Data shown |
— begin —
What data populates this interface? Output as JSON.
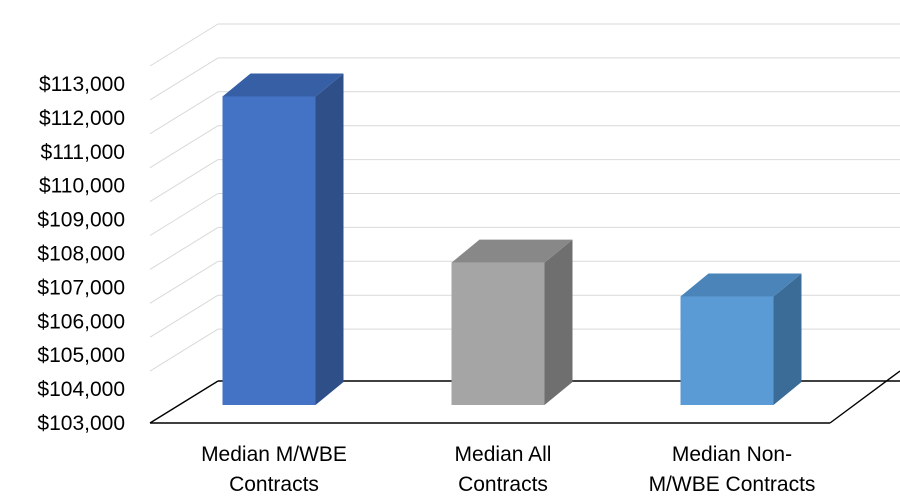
{
  "chart_data": {
    "type": "bar",
    "style": "3d-column",
    "title": "",
    "xlabel": "",
    "ylabel": "",
    "categories": [
      [
        "Median M/WBE",
        "Contracts"
      ],
      [
        "Median All",
        "Contracts"
      ],
      [
        "Median Non-",
        "M/WBE Contracts"
      ]
    ],
    "values": [
      112100,
      107200,
      106200
    ],
    "ylim": [
      103000,
      113000
    ],
    "y_ticks": [
      "$103,000",
      "$104,000",
      "$105,000",
      "$106,000",
      "$107,000",
      "$108,000",
      "$109,000",
      "$110,000",
      "$111,000",
      "$112,000",
      "$113,000"
    ],
    "grid": true,
    "legend": "none",
    "colors": [
      {
        "front": "#4472c4",
        "side": "#2f4f88",
        "top": "#365fa6"
      },
      {
        "front": "#a5a5a5",
        "side": "#6f6f6f",
        "top": "#888888"
      },
      {
        "front": "#5b9bd5",
        "side": "#3b6c98",
        "top": "#4a84b8"
      }
    ]
  }
}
— end —
Your task is to repeat the data above exactly while excluding the pictures.

Task answer |
What data populates this interface? Output as JSON.
{
  "chart_data": {
    "type": "bar",
    "style": "3d-column",
    "title": "",
    "xlabel": "",
    "ylabel": "",
    "categories": [
      [
        "Median M/WBE",
        "Contracts"
      ],
      [
        "Median All",
        "Contracts"
      ],
      [
        "Median Non-",
        "M/WBE Contracts"
      ]
    ],
    "values": [
      112100,
      107200,
      106200
    ],
    "ylim": [
      103000,
      113000
    ],
    "y_ticks": [
      "$103,000",
      "$104,000",
      "$105,000",
      "$106,000",
      "$107,000",
      "$108,000",
      "$109,000",
      "$110,000",
      "$111,000",
      "$112,000",
      "$113,000"
    ],
    "grid": true,
    "legend": "none",
    "colors": [
      {
        "front": "#4472c4",
        "side": "#2f4f88",
        "top": "#365fa6"
      },
      {
        "front": "#a5a5a5",
        "side": "#6f6f6f",
        "top": "#888888"
      },
      {
        "front": "#5b9bd5",
        "side": "#3b6c98",
        "top": "#4a84b8"
      }
    ]
  }
}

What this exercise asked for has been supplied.